### Problem requirements
Wherever "title" appears in a line, copy that line.
+++ Records provided
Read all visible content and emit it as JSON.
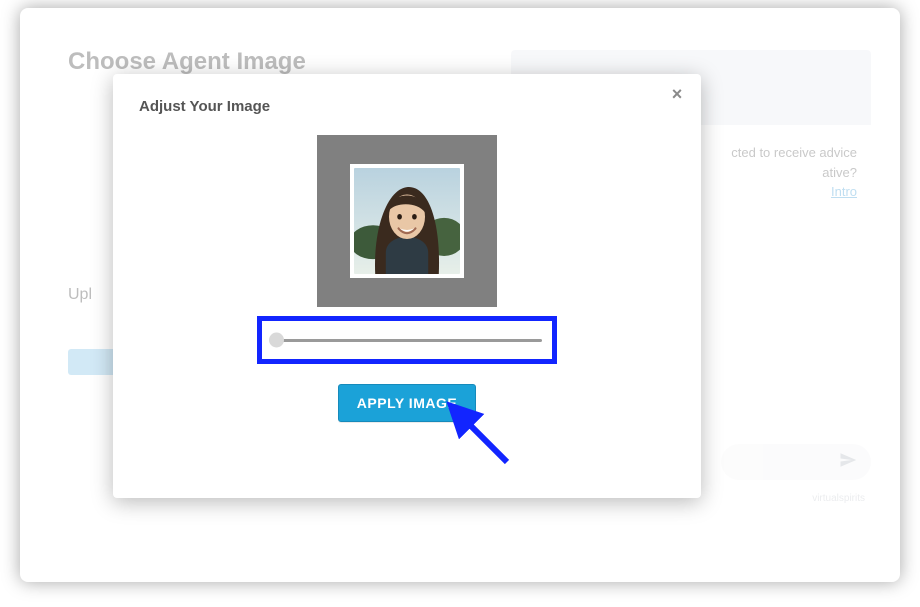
{
  "background": {
    "heading": "Choose Agent Image",
    "upload_label": "Upl",
    "chat_text_line1": "cted to receive advice",
    "chat_text_line2": "ative?",
    "chat_link": "Intro",
    "chat_brand": "virtualspirits"
  },
  "modal": {
    "title": "Adjust Your Image",
    "apply_label": "APPLY IMAGE",
    "close_label": "×"
  }
}
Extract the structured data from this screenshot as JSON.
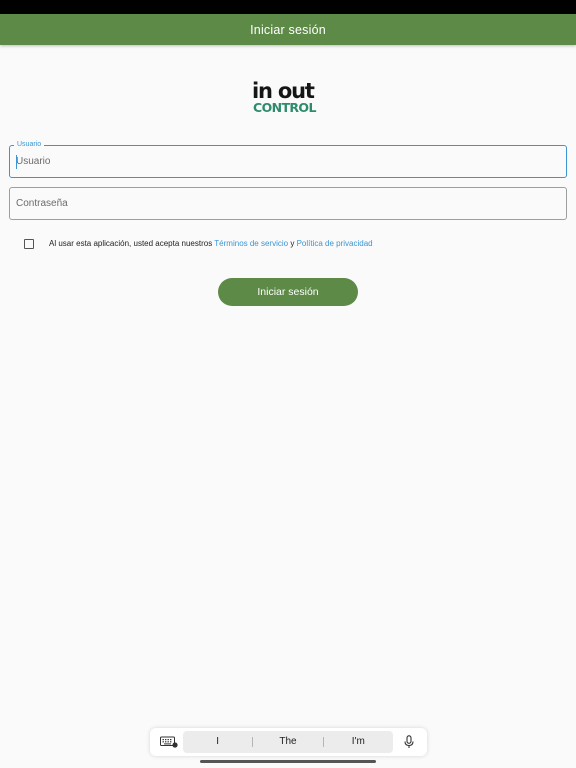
{
  "app_bar": {
    "title": "Iniciar sesión",
    "color": "#5e8a48"
  },
  "logo": {
    "line1": "in out",
    "line2": "CONTROL"
  },
  "form": {
    "username": {
      "label": "Usuario",
      "placeholder": "Usuario",
      "value": ""
    },
    "password": {
      "placeholder": "Contraseña",
      "value": ""
    },
    "consent": {
      "checked": false,
      "prefix": "Al usar esta aplicación, usted acepta nuestros",
      "terms_link": "Términos de servicio",
      "joiner": "y",
      "privacy_link": "Política de privacidad"
    },
    "submit_label": "Iniciar sesión"
  },
  "keyboard_bar": {
    "suggestions": [
      "I",
      "The",
      "I'm"
    ],
    "icons": [
      "keyboard-icon",
      "microphone-icon"
    ]
  },
  "colors": {
    "accent": "#5e8a48",
    "link": "#3b95d2",
    "logo_green": "#2e8b6c"
  }
}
++++++
### Solution to this exercise
    "title": "Adjust Your Image",
    "title": "Iniciar sesión",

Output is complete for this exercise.